WHAT IS NEEDED: Output each entry that follows exactly. Images stay out.

☆ ☆ ☆

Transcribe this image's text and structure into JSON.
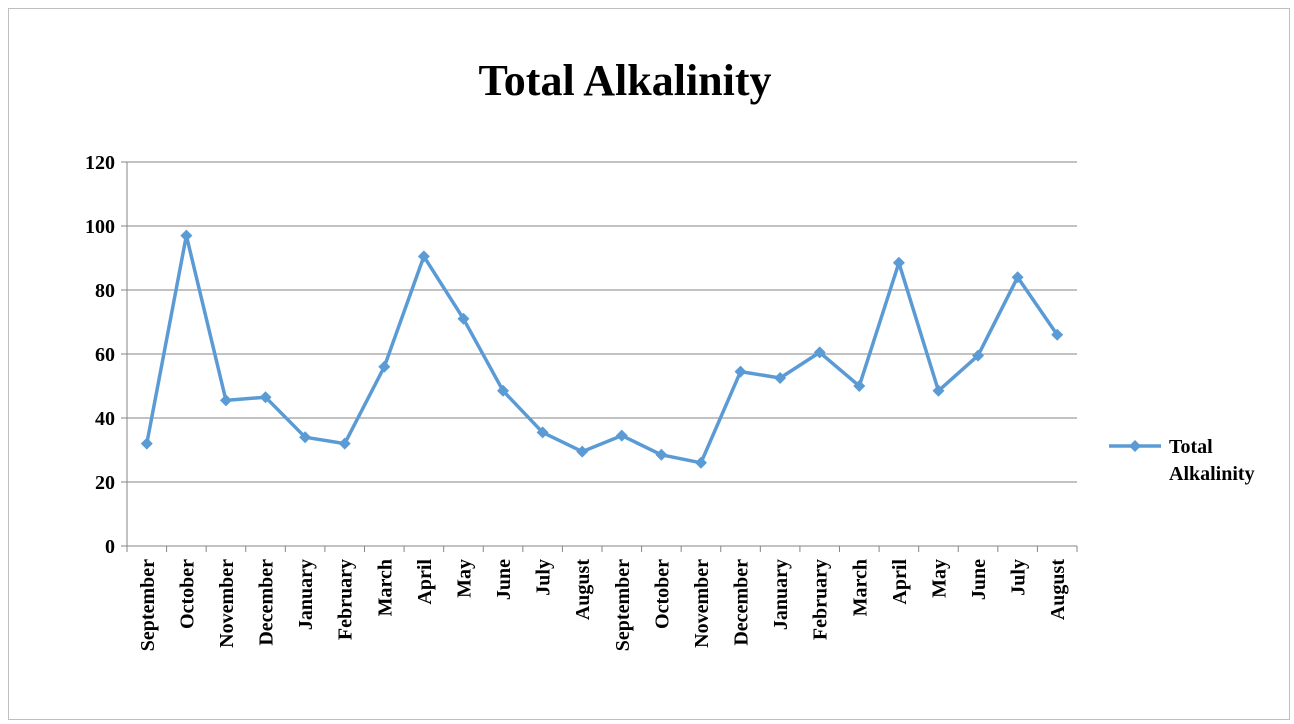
{
  "chart_data": {
    "type": "line",
    "title": "Total Alkalinity",
    "xlabel": "",
    "ylabel": "",
    "ylim": [
      0,
      120
    ],
    "yticks": [
      "0",
      "20",
      "40",
      "60",
      "80",
      "100",
      "120"
    ],
    "grid": true,
    "legend": "right",
    "categories": [
      "September",
      "October",
      "November",
      "December",
      "January",
      "February",
      "March",
      "April",
      "May",
      "June",
      "July",
      "August",
      "September",
      "October",
      "November",
      "December",
      "January",
      "February",
      "March",
      "April",
      "May",
      "June",
      "July",
      "August"
    ],
    "series": [
      {
        "name": "Total Alkalinity",
        "color": "#5b9bd5",
        "legend_lines": [
          "Total",
          "Alkalinity"
        ],
        "values": [
          32,
          97,
          45.5,
          46.5,
          34,
          32,
          56,
          90.5,
          71,
          48.5,
          35.5,
          29.5,
          34.5,
          28.5,
          26,
          54.5,
          52.5,
          60.5,
          50,
          88.5,
          48.5,
          59.5,
          84,
          66
        ]
      }
    ]
  }
}
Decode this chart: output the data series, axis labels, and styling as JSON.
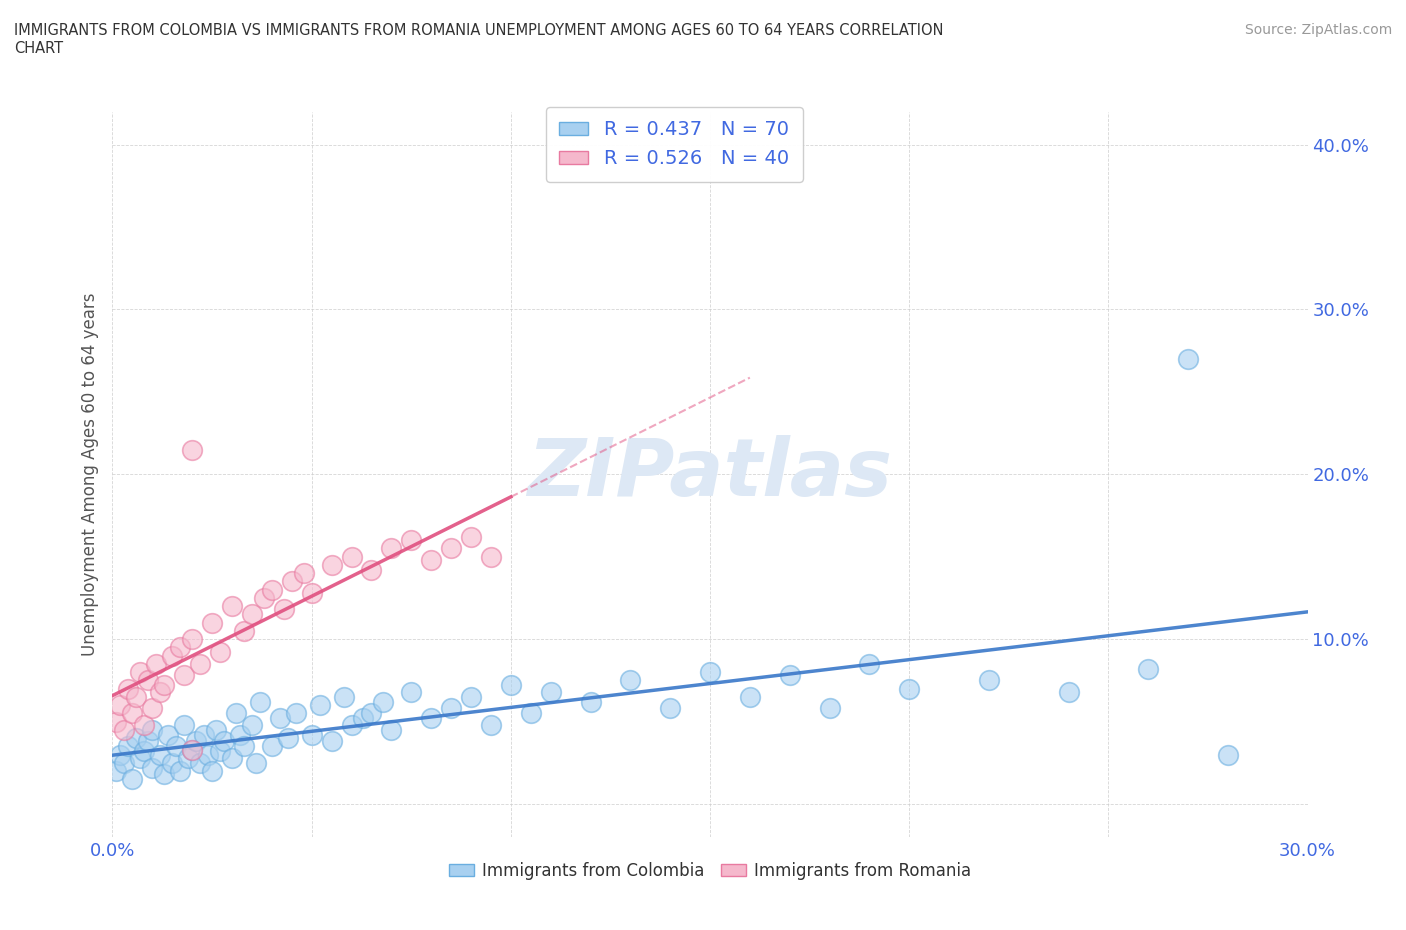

☆ ☆ ☆

RESPONSE TO THE EXERCISE:
Transcribe this image's text and structure into JSON.
{
  "chart_data": {
    "type": "line",
    "title": "Total Alkalinity",
    "xlabel": "",
    "ylabel": "",
    "ylim": [
      0,
      120
    ],
    "yticks": [
      "0",
      "20",
      "40",
      "60",
      "80",
      "100",
      "120"
    ],
    "grid": true,
    "legend": "right",
    "categories": [
      "September",
      "October",
      "November",
      "December",
      "January",
      "February",
      "March",
      "April",
      "May",
      "June",
      "July",
      "August",
      "September",
      "October",
      "November",
      "December",
      "January",
      "February",
      "March",
      "April",
      "May",
      "June",
      "July",
      "August"
    ],
    "series": [
      {
        "name": "Total Alkalinity",
        "color": "#5b9bd5",
        "legend_lines": [
          "Total",
          "Alkalinity"
        ],
        "values": [
          32,
          97,
          45.5,
          46.5,
          34,
          32,
          56,
          90.5,
          71,
          48.5,
          35.5,
          29.5,
          34.5,
          28.5,
          26,
          54.5,
          52.5,
          60.5,
          50,
          88.5,
          48.5,
          59.5,
          84,
          66
        ]
      }
    ]
  }
}
Decode this chart: output the data series, axis labels, and styling as JSON.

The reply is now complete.